+++ SUPPLIED INFORMATION +++
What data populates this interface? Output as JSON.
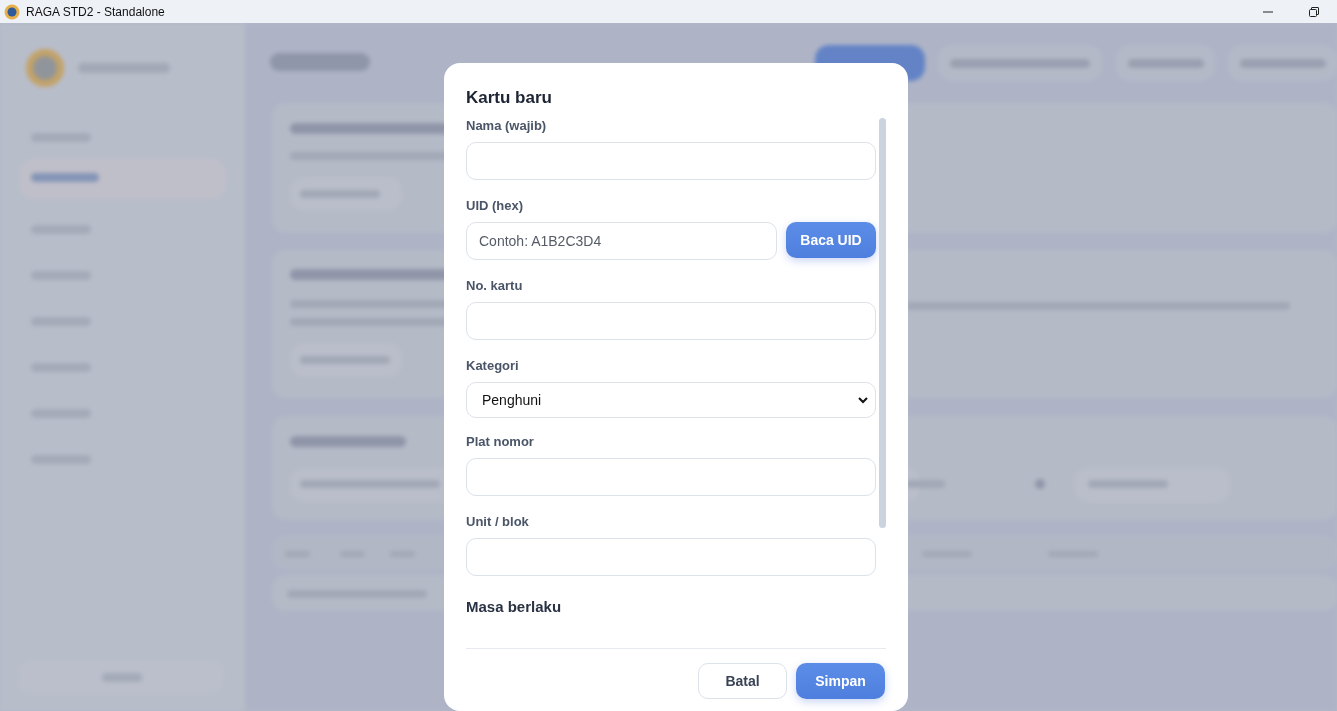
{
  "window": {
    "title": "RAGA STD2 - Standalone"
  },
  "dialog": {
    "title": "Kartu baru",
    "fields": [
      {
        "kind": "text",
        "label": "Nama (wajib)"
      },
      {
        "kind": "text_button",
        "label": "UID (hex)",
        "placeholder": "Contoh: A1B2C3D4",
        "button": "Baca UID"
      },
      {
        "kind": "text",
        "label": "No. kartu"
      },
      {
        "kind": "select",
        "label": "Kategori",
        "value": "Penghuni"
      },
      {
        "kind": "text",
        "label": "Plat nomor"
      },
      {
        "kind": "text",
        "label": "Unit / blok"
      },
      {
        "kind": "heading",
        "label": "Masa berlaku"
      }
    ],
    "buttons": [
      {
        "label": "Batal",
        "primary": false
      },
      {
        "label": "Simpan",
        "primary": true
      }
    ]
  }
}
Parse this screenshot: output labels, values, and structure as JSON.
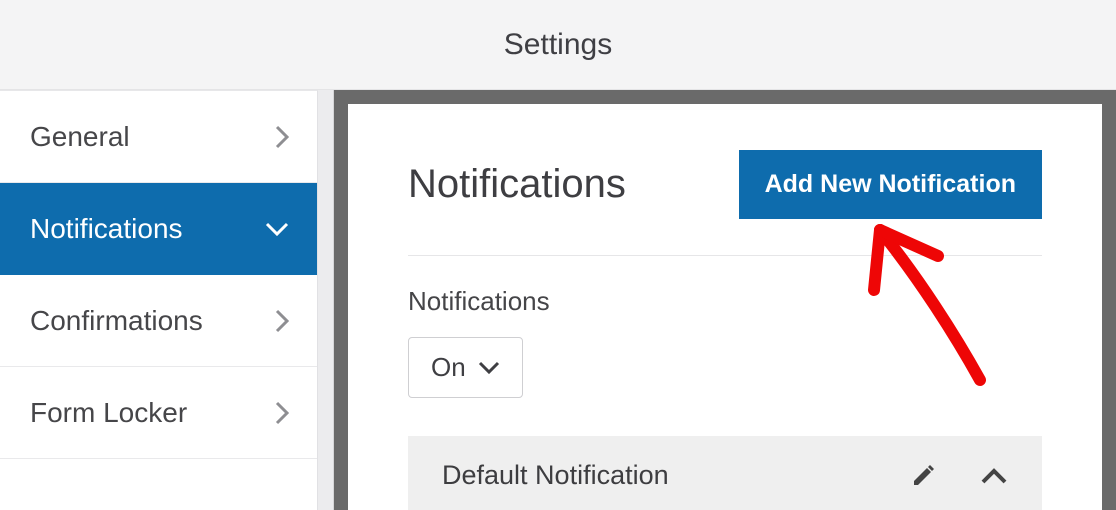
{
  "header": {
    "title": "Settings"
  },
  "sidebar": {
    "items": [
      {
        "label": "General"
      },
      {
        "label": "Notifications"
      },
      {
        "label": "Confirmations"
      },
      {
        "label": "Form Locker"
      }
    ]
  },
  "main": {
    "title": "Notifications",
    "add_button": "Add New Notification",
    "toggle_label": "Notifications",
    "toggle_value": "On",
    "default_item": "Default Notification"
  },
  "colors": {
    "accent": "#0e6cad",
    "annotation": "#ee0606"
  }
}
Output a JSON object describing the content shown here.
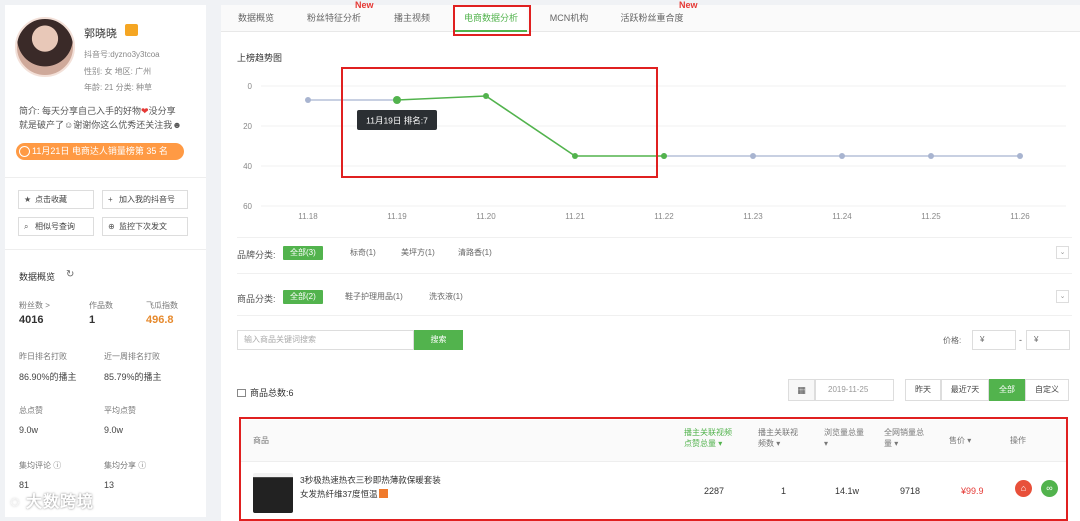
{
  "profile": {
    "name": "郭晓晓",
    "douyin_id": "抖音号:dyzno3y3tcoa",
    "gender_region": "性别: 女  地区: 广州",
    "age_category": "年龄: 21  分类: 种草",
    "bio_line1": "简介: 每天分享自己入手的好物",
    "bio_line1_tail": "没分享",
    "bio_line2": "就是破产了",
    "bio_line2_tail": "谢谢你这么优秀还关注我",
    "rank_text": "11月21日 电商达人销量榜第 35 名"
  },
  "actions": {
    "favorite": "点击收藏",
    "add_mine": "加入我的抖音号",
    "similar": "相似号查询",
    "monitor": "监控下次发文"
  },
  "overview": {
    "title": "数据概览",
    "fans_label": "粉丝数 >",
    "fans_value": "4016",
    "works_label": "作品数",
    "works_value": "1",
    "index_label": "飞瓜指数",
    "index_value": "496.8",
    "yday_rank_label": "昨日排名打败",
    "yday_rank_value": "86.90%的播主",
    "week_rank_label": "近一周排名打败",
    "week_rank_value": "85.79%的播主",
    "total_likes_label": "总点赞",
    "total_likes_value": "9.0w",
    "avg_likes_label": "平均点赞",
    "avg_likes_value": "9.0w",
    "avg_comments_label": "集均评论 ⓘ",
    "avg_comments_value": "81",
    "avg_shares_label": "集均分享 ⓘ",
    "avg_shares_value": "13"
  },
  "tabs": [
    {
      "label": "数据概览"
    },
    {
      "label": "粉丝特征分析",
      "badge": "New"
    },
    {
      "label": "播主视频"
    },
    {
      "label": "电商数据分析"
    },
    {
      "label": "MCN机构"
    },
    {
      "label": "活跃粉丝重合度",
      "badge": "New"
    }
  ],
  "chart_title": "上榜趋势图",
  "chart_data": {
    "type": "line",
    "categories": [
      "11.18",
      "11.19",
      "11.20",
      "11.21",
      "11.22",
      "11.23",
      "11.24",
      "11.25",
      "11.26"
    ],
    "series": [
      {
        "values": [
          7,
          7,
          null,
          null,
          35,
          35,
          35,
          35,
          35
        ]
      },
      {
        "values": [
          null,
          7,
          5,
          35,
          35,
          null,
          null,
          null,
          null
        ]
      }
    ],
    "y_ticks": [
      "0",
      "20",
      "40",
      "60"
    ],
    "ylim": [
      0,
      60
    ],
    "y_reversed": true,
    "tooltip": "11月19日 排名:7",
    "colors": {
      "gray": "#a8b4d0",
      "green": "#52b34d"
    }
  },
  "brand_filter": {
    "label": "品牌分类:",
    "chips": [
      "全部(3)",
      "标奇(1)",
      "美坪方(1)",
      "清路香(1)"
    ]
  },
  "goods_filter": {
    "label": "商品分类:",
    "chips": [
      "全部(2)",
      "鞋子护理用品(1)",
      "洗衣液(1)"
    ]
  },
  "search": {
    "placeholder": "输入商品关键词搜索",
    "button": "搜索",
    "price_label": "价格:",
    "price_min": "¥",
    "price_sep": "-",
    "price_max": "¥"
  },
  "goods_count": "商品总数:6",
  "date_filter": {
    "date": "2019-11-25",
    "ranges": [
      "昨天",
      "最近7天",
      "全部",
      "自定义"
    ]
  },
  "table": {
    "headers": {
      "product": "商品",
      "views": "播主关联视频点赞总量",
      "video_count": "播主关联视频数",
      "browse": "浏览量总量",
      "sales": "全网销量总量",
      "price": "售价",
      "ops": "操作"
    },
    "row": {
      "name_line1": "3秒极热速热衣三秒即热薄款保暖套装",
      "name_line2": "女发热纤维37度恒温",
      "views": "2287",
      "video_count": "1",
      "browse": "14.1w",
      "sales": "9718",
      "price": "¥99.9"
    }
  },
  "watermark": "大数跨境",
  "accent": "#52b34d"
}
+++
+++ SUPPLIED INFORMATION +++
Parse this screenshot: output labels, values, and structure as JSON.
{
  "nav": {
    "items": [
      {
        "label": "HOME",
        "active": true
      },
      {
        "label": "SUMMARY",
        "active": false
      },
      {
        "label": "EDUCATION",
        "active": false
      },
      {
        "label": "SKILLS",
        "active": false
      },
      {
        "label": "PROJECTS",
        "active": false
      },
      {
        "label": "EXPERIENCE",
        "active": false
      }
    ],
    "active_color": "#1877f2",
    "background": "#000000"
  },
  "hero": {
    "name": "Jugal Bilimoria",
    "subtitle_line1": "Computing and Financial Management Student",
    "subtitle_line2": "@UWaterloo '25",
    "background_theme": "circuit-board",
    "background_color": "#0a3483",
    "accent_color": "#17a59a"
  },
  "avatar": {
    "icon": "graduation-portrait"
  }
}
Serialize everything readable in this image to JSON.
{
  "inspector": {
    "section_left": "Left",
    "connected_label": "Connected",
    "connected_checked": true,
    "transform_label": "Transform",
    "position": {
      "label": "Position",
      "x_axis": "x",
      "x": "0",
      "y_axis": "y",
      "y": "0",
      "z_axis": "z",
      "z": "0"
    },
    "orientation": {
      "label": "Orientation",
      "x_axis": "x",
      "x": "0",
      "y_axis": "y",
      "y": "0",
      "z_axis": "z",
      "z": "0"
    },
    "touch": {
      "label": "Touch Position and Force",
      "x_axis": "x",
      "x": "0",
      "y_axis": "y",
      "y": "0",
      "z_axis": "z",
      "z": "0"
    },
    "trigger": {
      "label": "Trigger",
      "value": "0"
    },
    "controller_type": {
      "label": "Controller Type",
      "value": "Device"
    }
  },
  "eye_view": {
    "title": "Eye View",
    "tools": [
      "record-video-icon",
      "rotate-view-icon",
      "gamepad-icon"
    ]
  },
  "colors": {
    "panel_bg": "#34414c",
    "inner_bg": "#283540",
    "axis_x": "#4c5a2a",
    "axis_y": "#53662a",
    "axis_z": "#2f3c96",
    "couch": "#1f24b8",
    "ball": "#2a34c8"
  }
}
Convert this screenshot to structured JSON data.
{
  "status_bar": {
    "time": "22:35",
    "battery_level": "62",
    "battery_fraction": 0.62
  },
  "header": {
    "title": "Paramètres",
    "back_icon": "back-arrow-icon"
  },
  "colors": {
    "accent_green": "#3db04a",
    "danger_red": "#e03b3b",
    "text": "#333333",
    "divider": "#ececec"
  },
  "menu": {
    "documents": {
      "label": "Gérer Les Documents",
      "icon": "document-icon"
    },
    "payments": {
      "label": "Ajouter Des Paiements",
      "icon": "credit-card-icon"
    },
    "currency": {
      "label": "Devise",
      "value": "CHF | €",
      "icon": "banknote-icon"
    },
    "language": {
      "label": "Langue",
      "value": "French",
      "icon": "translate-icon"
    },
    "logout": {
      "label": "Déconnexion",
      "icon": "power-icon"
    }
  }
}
+++
**THE EXERCISE:**
In the records above, collect each line with "icon".

**SOLVED EXERCISE:**
    "icon": "graduation-portrait"
      "record-video-icon",
      "rotate-view-icon",
      "gamepad-icon"
    "back_icon": "back-arrow-icon"
      "icon": "document-icon"
      "icon": "credit-card-icon"
      "icon": "banknote-icon"
      "icon": "translate-icon"
      "icon": "power-icon"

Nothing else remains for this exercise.